Literature DB >> 29707177

Identification of a novel non-sense mutation in TBX5 gene in pediatric patients with congenital heart defects.

Mehri Khatami1, Mohammad Mehdi Heidari1, Fatemeh Kazeminasab1, Razieh Zare Bidaki1.   

Abstract

Introduction: Congenital heart diseases (CHDs) are structural cardiovascular malformations that arise from abnormal development of the heart during the prenatal life. Mutations in the TBX5 gene, encoding T-box transcription factor, are a major cause of CHD. To evaluate the TBX5 mutations in hotspot exons in sporadic pediatric patients with CHD phenotypes, analytical case/control study performed in an Iranian cohort of unrelated patients with clinical diagnosis of congenital heart malformations.
Methods: We investigated TBX5 coding exons 4, 5, 6 and 7 in 95 sporadic patients with CHD phenotypes and compared to 82 healthy controls using PCR-SSCP and DNA sequencing approaches.
Results: We report here on a novel and heterozygote Non-sense mutation in exon 5 of TBX5, E128X (G14742T), in two Iranian children. This mutation locates inside the T-box and both of pediatric patients carrying this novel mutation suffer from severe heart malformations. The G14742T mutation leads to the substitution of glutamic acid (E) by stop codon (X) at residue 128, an evolutionarily conserved position in T-box as well as in other species. The non-sense mutation of E128X was predicted to be pathogenic by Mutation Taster and Polyphen software programs.

- [Problems and tasks]
A - Reproduce the stretch of the TBX5 abstract from "Identification of a" through "congenital heart malformations.".
B - According to the TBX5 abstract, why did the study examine the TBX5 gene in patients with congenital heart defects?
C - List the TBX5 coding exons that the TBX5 abstract says were investigated in the patients.

- [Source data]
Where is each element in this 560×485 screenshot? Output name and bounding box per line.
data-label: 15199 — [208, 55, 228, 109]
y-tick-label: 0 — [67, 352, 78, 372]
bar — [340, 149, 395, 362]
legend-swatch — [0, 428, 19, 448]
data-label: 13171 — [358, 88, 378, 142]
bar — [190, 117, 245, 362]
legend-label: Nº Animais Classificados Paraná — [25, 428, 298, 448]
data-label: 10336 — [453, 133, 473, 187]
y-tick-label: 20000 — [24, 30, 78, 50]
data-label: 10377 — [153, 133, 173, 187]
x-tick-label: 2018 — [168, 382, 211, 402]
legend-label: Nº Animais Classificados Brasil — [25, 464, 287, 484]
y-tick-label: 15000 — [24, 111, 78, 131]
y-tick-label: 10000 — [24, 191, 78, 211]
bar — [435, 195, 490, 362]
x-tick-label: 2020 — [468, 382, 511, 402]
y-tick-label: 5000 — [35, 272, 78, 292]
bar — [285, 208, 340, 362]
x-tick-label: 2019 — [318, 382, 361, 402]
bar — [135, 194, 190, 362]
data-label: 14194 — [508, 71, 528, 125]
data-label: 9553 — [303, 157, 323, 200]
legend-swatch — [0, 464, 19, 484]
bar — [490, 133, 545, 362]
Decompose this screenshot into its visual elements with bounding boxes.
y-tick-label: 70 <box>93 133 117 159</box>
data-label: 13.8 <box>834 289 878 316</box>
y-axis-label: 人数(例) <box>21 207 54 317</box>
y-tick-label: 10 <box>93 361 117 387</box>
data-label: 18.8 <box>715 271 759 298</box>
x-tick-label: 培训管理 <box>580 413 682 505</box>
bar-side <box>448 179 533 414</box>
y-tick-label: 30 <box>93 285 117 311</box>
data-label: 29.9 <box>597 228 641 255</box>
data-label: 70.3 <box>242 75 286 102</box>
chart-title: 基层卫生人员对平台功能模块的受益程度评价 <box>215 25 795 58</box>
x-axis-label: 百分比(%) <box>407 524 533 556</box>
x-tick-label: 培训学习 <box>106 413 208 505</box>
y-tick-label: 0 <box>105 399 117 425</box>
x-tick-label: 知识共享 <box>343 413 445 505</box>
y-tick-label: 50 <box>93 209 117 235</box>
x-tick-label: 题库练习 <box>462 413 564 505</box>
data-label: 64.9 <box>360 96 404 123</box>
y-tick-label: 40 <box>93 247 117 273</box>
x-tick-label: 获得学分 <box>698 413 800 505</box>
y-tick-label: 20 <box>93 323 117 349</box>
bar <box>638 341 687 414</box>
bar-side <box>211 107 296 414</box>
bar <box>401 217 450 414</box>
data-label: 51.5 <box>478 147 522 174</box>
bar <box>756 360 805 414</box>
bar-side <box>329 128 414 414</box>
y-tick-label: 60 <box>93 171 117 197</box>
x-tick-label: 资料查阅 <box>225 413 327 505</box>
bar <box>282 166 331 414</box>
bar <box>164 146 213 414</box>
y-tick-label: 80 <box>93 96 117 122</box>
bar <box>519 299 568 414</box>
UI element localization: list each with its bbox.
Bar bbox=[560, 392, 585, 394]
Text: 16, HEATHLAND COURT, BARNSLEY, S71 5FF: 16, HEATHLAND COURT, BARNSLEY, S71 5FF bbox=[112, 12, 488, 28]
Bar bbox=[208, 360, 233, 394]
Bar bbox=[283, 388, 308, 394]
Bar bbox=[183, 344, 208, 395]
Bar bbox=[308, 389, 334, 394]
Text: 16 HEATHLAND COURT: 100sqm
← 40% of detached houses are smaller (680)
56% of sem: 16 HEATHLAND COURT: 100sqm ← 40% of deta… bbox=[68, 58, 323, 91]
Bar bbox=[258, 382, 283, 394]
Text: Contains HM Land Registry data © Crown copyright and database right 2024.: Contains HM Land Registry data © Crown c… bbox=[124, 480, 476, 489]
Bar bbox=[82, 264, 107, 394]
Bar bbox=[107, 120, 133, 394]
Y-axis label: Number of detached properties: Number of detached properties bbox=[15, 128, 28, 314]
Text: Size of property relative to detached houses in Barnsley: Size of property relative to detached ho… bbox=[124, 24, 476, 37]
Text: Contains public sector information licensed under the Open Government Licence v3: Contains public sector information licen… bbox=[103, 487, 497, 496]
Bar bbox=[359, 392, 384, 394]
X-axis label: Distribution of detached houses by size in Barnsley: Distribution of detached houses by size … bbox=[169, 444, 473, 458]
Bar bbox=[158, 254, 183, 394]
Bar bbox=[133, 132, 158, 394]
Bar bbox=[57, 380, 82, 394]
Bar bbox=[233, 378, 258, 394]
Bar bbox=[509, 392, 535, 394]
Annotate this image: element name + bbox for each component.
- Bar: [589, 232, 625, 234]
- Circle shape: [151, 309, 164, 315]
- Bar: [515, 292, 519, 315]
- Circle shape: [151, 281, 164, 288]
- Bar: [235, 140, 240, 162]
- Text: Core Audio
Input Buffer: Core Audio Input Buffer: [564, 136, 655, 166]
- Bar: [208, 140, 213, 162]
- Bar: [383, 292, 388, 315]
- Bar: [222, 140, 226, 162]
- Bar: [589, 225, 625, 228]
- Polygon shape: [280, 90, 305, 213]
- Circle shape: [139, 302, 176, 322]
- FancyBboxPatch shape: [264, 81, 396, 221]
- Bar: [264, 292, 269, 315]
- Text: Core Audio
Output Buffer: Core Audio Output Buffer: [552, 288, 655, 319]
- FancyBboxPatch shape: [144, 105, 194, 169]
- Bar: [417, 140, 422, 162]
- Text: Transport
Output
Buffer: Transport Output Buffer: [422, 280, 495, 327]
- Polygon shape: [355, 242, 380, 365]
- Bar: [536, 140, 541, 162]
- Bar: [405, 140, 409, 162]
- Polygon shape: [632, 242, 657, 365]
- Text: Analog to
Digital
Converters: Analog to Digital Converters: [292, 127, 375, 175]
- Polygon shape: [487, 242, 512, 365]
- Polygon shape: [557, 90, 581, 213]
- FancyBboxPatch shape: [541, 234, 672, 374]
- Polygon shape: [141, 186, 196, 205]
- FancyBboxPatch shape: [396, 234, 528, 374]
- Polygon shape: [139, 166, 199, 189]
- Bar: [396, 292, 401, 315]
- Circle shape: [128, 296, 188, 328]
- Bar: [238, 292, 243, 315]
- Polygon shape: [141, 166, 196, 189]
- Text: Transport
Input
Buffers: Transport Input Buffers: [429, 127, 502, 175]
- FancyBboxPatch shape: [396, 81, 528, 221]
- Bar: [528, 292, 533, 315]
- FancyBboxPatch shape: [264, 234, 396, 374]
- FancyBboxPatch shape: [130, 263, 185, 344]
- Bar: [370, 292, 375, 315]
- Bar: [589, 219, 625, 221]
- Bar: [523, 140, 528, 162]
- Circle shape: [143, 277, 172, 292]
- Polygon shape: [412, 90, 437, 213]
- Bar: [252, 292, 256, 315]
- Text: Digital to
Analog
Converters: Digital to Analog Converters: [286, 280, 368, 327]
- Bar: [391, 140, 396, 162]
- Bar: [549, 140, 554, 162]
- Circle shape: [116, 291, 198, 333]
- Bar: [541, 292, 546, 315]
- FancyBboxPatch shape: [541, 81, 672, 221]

- [Responses by task]
A -
Identification of a novel non-sense mutation in TBX5 gene in pediatric patients with congenital heart defects.

Mehri Khatami1, Mohammad Mehdi Heidari1, Fatemeh Kazeminasab1, Razieh Zare Bidaki1.   

Abstract

Introduction: Congenital heart diseases (CHDs) are structural cardiovascular malformations that arise from abnormal development of the heart during the prenatal life. Mutations in the TBX5 gene, encoding T-box transcription factor, are a major cause of CHD. To evaluate the TBX5 mutations in hotspot exons in sporadic pediatric patients with CHD phenotypes, analytical case/control study performed in an Iranian cohort of unrelated patients with clinical diagnosis of congenital heart malformations.

B - The study examined TBX5 because mutations in this gene, which encodes a T-box transcription factor, are a major cause of congenital heart disease. It therefore evaluated TBX5 mutations in hotspot exons in sporadic pediatric patients with CHD phenotypes.

C - Exon 4, exon 5, exon 6, exon 7